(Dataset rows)
┄┄┄┄┄┄┄┄┄┄

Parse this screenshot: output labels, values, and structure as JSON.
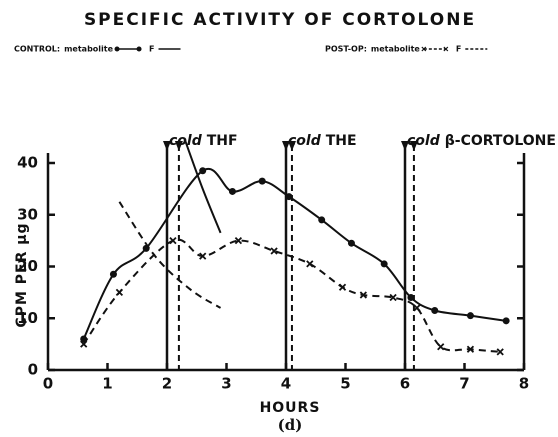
{
  "chart_data": {
    "type": "line",
    "title": "SPECIFIC ACTIVITY OF CORTOLONE",
    "xlabel": "HOURS",
    "ylabel": "CPM PER µg",
    "caption": "(d)",
    "xlim": [
      0,
      8
    ],
    "xticks": [
      0,
      1,
      2,
      3,
      4,
      5,
      6,
      7,
      8
    ],
    "ylim": [
      0,
      40
    ],
    "yticks": [
      0,
      10,
      20,
      30,
      40
    ],
    "series": [
      {
        "group": "CONTROL:",
        "name": "metabolite",
        "color": "#111",
        "marker": "circle",
        "dashed": false,
        "x": [
          0.6,
          1.1,
          1.65,
          2.6,
          3.1,
          3.6,
          4.05,
          4.6,
          5.1,
          5.65,
          6.1,
          6.5,
          7.1,
          7.7
        ],
        "values": [
          6,
          18.5,
          23.5,
          38.5,
          34.5,
          36.5,
          33.5,
          29,
          24.5,
          20.5,
          14,
          11.5,
          10.5,
          9.5
        ]
      },
      {
        "group": "CONTROL:",
        "name": "F",
        "color": "#111",
        "marker": "none",
        "dashed": false,
        "x": [
          2.3,
          2.6,
          2.9
        ],
        "values": [
          44.5,
          35,
          26.5
        ]
      },
      {
        "group": "POST-OP:",
        "name": "metabolite",
        "color": "#111",
        "marker": "x",
        "dashed": true,
        "x": [
          0.6,
          1.2,
          2.1,
          2.6,
          3.2,
          3.8,
          4.4,
          4.95,
          5.3,
          5.8,
          6.2,
          6.6,
          7.1,
          7.6
        ],
        "values": [
          5,
          15,
          25,
          22,
          25,
          23,
          20.5,
          16,
          14.5,
          14,
          12,
          4.5,
          4,
          3.5
        ]
      },
      {
        "group": "POST-OP:",
        "name": "F",
        "color": "#111",
        "marker": "none",
        "dashed": true,
        "x": [
          1.2,
          1.8,
          2.4,
          2.9
        ],
        "values": [
          32.5,
          22,
          15.5,
          12
        ]
      }
    ],
    "events": [
      {
        "italic": "cold",
        "label": "THF",
        "x": 2,
        "x_post": 2.2
      },
      {
        "italic": "cold",
        "label": "THE",
        "x": 4,
        "x_post": 4.1
      },
      {
        "italic": "cold",
        "label": "β-CORTOLONE",
        "x": 6,
        "x_post": 6.15
      }
    ]
  }
}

┄┄┄┄┄┄┄┄┄┄

Will you restate every entry word for word and omit the images?

Parse this screenshot: output labels, values, and structure as JSON.
{
  "chart_data": {
    "type": "line",
    "title": "SPECIFIC ACTIVITY OF CORTOLONE",
    "xlabel": "HOURS",
    "ylabel": "CPM PER µg",
    "caption": "(d)",
    "xlim": [
      0,
      8
    ],
    "xticks": [
      0,
      1,
      2,
      3,
      4,
      5,
      6,
      7,
      8
    ],
    "ylim": [
      0,
      40
    ],
    "yticks": [
      0,
      10,
      20,
      30,
      40
    ],
    "series": [
      {
        "group": "CONTROL:",
        "name": "metabolite",
        "color": "#111",
        "marker": "circle",
        "dashed": false,
        "x": [
          0.6,
          1.1,
          1.65,
          2.6,
          3.1,
          3.6,
          4.05,
          4.6,
          5.1,
          5.65,
          6.1,
          6.5,
          7.1,
          7.7
        ],
        "values": [
          6,
          18.5,
          23.5,
          38.5,
          34.5,
          36.5,
          33.5,
          29,
          24.5,
          20.5,
          14,
          11.5,
          10.5,
          9.5
        ]
      },
      {
        "group": "CONTROL:",
        "name": "F",
        "color": "#111",
        "marker": "none",
        "dashed": false,
        "x": [
          2.3,
          2.6,
          2.9
        ],
        "values": [
          44.5,
          35,
          26.5
        ]
      },
      {
        "group": "POST-OP:",
        "name": "metabolite",
        "color": "#111",
        "marker": "x",
        "dashed": true,
        "x": [
          0.6,
          1.2,
          2.1,
          2.6,
          3.2,
          3.8,
          4.4,
          4.95,
          5.3,
          5.8,
          6.2,
          6.6,
          7.1,
          7.6
        ],
        "values": [
          5,
          15,
          25,
          22,
          25,
          23,
          20.5,
          16,
          14.5,
          14,
          12,
          4.5,
          4,
          3.5
        ]
      },
      {
        "group": "POST-OP:",
        "name": "F",
        "color": "#111",
        "marker": "none",
        "dashed": true,
        "x": [
          1.2,
          1.8,
          2.4,
          2.9
        ],
        "values": [
          32.5,
          22,
          15.5,
          12
        ]
      }
    ],
    "events": [
      {
        "italic": "cold",
        "label": "THF",
        "x": 2,
        "x_post": 2.2
      },
      {
        "italic": "cold",
        "label": "THE",
        "x": 4,
        "x_post": 4.1
      },
      {
        "italic": "cold",
        "label": "β-CORTOLONE",
        "x": 6,
        "x_post": 6.15
      }
    ]
  }
}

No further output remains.